■ GIVEN PROBLEM: Go through the material and tally the lines containing the string "Городской". Give the total alone.

■ PROVIDED DATA:
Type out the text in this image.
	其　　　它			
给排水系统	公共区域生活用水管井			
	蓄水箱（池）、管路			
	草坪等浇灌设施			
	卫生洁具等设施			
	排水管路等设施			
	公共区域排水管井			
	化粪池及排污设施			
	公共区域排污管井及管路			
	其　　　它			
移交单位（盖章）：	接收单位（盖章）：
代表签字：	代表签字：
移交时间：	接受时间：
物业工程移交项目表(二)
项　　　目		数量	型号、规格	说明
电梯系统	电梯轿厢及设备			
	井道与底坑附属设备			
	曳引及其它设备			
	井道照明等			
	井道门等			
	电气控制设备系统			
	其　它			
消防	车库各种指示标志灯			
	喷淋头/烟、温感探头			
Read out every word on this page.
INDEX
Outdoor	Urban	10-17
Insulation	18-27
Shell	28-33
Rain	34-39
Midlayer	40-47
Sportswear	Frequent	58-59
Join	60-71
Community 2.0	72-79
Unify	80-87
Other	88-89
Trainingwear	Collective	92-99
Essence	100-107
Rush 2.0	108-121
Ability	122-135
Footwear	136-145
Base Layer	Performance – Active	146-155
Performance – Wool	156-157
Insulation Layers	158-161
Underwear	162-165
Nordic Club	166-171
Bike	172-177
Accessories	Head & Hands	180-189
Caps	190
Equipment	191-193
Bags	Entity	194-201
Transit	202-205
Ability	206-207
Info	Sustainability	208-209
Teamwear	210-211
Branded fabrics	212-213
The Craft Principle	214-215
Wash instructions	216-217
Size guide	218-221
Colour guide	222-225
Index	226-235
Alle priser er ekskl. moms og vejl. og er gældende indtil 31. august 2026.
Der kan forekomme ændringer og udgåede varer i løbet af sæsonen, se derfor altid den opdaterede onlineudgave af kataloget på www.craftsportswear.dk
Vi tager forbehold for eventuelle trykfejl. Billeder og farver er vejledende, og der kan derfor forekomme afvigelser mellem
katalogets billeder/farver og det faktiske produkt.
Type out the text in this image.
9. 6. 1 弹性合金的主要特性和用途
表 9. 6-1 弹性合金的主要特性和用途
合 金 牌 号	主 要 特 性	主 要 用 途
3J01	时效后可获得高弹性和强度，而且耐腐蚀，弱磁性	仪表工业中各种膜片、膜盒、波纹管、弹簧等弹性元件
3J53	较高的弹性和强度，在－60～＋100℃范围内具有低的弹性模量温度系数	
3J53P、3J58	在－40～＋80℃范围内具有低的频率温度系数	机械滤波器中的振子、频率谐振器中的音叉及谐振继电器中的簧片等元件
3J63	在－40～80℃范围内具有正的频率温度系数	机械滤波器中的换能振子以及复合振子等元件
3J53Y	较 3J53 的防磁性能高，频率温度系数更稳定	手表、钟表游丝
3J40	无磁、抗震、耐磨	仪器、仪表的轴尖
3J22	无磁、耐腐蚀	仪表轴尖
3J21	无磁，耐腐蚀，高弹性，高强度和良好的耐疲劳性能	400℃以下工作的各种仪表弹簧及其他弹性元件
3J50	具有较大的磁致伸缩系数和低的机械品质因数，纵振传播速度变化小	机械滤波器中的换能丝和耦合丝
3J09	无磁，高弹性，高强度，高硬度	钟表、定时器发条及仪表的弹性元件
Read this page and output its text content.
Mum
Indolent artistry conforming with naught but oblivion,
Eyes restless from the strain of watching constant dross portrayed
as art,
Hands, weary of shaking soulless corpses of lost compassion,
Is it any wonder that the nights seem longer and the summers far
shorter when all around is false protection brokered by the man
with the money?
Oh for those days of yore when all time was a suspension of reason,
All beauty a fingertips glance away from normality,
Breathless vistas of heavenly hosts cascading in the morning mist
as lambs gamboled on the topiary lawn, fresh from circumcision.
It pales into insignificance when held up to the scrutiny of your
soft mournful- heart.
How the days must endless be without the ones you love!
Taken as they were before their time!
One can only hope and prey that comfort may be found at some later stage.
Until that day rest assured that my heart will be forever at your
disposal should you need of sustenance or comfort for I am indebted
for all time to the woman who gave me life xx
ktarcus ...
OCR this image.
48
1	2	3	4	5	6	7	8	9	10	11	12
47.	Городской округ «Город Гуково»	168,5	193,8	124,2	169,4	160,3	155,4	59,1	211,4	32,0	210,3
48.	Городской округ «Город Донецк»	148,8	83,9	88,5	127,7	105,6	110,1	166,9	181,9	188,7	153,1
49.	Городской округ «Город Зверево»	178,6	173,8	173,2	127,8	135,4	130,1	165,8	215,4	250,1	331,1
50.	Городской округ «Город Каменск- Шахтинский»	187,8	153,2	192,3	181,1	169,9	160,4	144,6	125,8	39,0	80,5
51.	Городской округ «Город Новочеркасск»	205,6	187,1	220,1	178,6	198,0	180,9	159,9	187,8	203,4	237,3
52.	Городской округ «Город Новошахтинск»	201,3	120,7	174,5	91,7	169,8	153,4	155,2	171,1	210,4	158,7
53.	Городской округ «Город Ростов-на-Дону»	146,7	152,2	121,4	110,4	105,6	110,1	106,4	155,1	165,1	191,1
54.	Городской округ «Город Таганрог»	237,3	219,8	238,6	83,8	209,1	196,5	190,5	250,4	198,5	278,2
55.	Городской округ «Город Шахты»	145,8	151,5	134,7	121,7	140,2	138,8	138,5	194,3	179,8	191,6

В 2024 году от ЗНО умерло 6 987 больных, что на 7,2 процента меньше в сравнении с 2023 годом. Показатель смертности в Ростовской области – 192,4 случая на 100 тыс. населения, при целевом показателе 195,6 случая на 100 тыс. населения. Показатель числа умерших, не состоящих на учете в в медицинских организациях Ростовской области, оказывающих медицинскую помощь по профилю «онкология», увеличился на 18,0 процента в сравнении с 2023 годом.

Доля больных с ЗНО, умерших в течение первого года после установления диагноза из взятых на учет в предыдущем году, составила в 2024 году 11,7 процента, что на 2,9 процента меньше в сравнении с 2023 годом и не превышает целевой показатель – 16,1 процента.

■ TASK RESULT: 9